Отрывок для чтения:
-- -- --
Искусство хеттов в своих основных чертах восходит к шумерийскому и вавилонскому. Возможно, что некоторые мотивы, вроде крылатых животных, охранителей входа в здания, были впервые введены в искусство ими и от них заимствованы ассирийцами. Но все же хетты не были художественно одаренным народом. Их образы отличаются грубостью, фигуры часто неуклюжи, большеголовы, композиция сбита и неритмична, техника рельефа в большинстве случаев топорна или чрезмерно засушена.
В XXI—XX веках до н. э., при Хаммураби, вавилонская монархия приобретает мировое владычество. Но завоеватели подпадают под влияние шумерийцев во всех областях культуры. Это влияние ясно сказалось и в искусстве. Главное различие между шумерийскими и вавилонскими памятниками усматривают в том, что типы людей в вавилонских рельефах не похожи на длинноносых шумерийцев. Но это различие не определяет самого искусства. Более важно то, что в вавилонском искусстве постепенно утрачивается то выражение дикой силы и мощи, то звериное начало в человеке, которое так ясно выступает в ранних шумерийских памятниках.
Искусство Вавилона несет на себе отпечаток торжественного ритуала, установившегося при дворе. Это сказывается даже в фигуре Хаммураби, молитвенно протягивающего руку к восседающему на троне богу Шамашу, на стеле с его законами. Одна превосходная диоритовая голова (Лувр), может быть, изображающая самого вавилонского царя, отличается особенным благообразием своих черт и спокойствием своего взгляда. В этом она не похожа на страстно возбужденные шумерийские лица.
-- -- --
Предоставленные материалы:
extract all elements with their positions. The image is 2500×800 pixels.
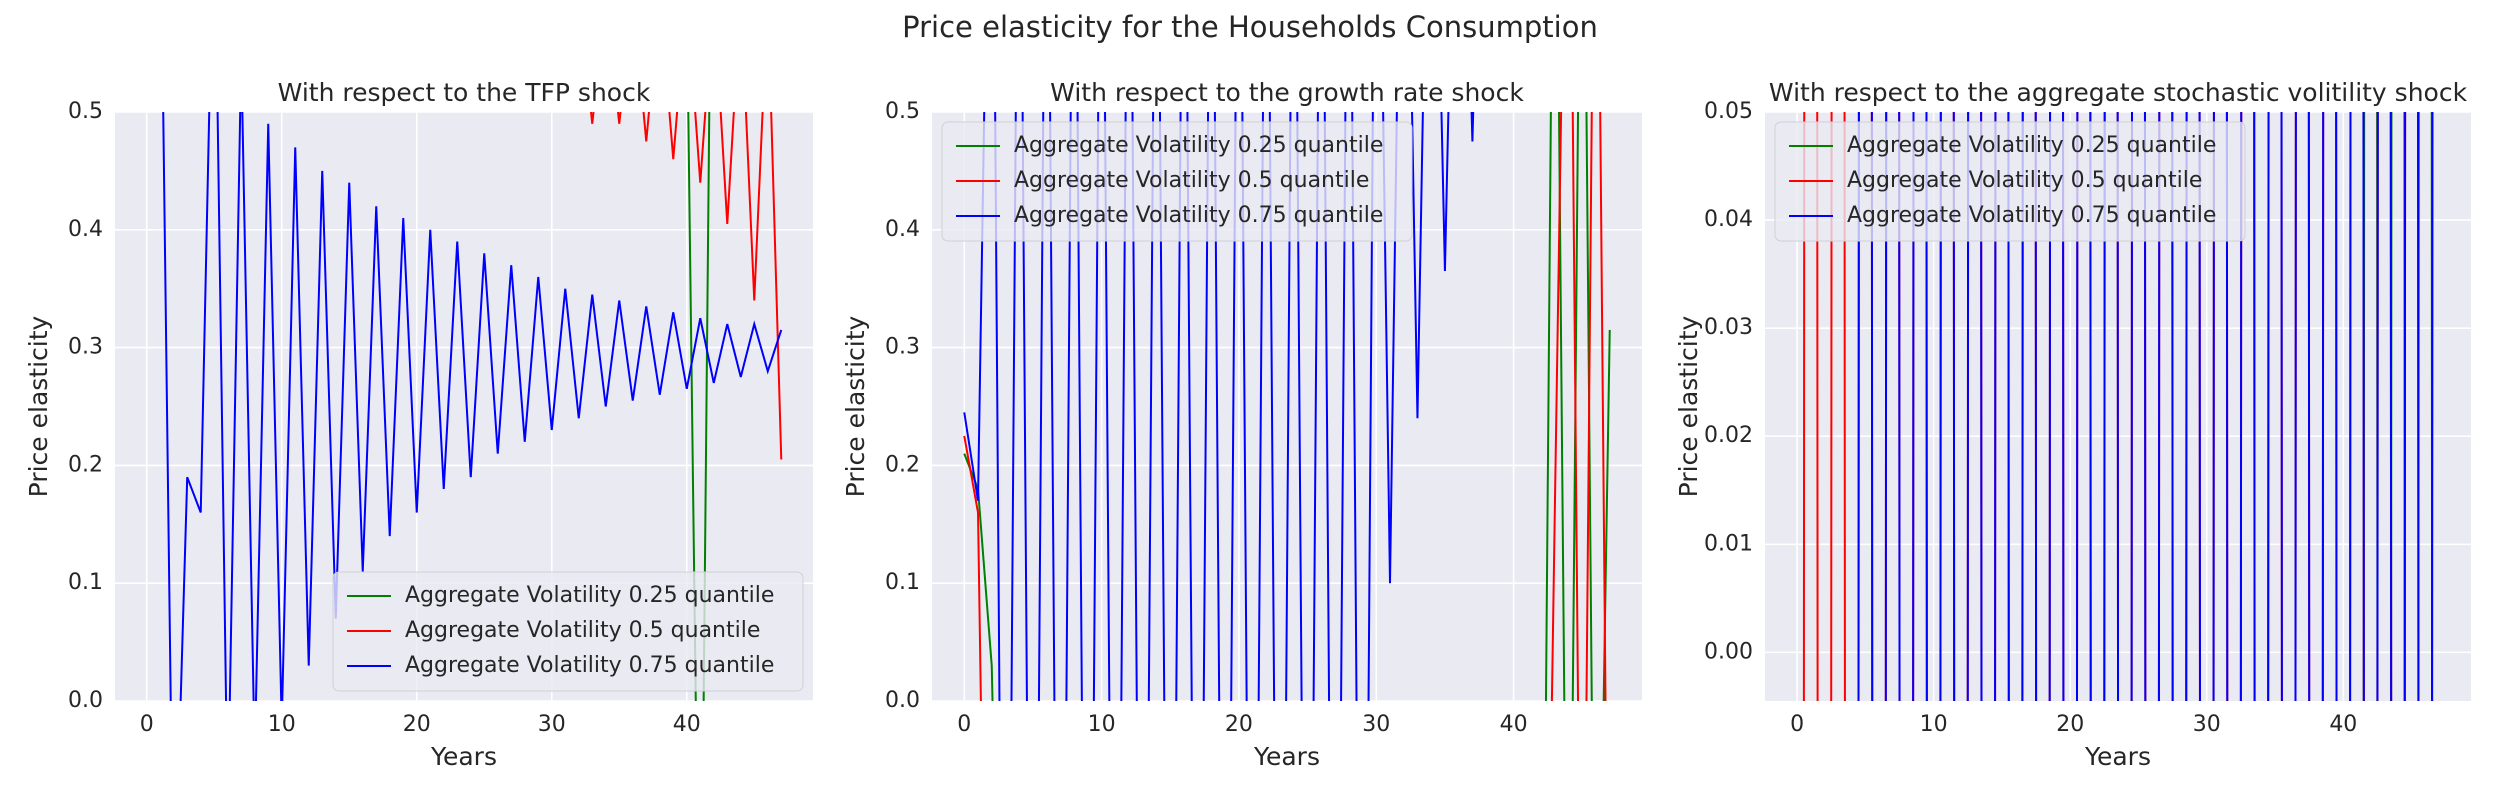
-- -- --
Задание: Перепишите без изменений ту часть отрывка об искусстве хеттов и Вавилона, которая открывается словами «Искусство Вавилона несет» и завершается словами «возбужденные шумерийские лица.».

Итоговый ответ:
Искусство Вавилона несет на себе отпечаток торжественного ритуала, установившегося при дворе. Это сказывается даже в фигуре Хаммураби, молитвенно протягивающего руку к восседающему на троне богу Шамашу, на стеле с его законами. Одна превосходная диоритовая голова (Лувр), может быть, изображающая самого вавилонского царя, отличается особенным благообразием своих черт и спокойствием своего взгляда. В этом она не похожа на страстно возбужденные шумерийские лица.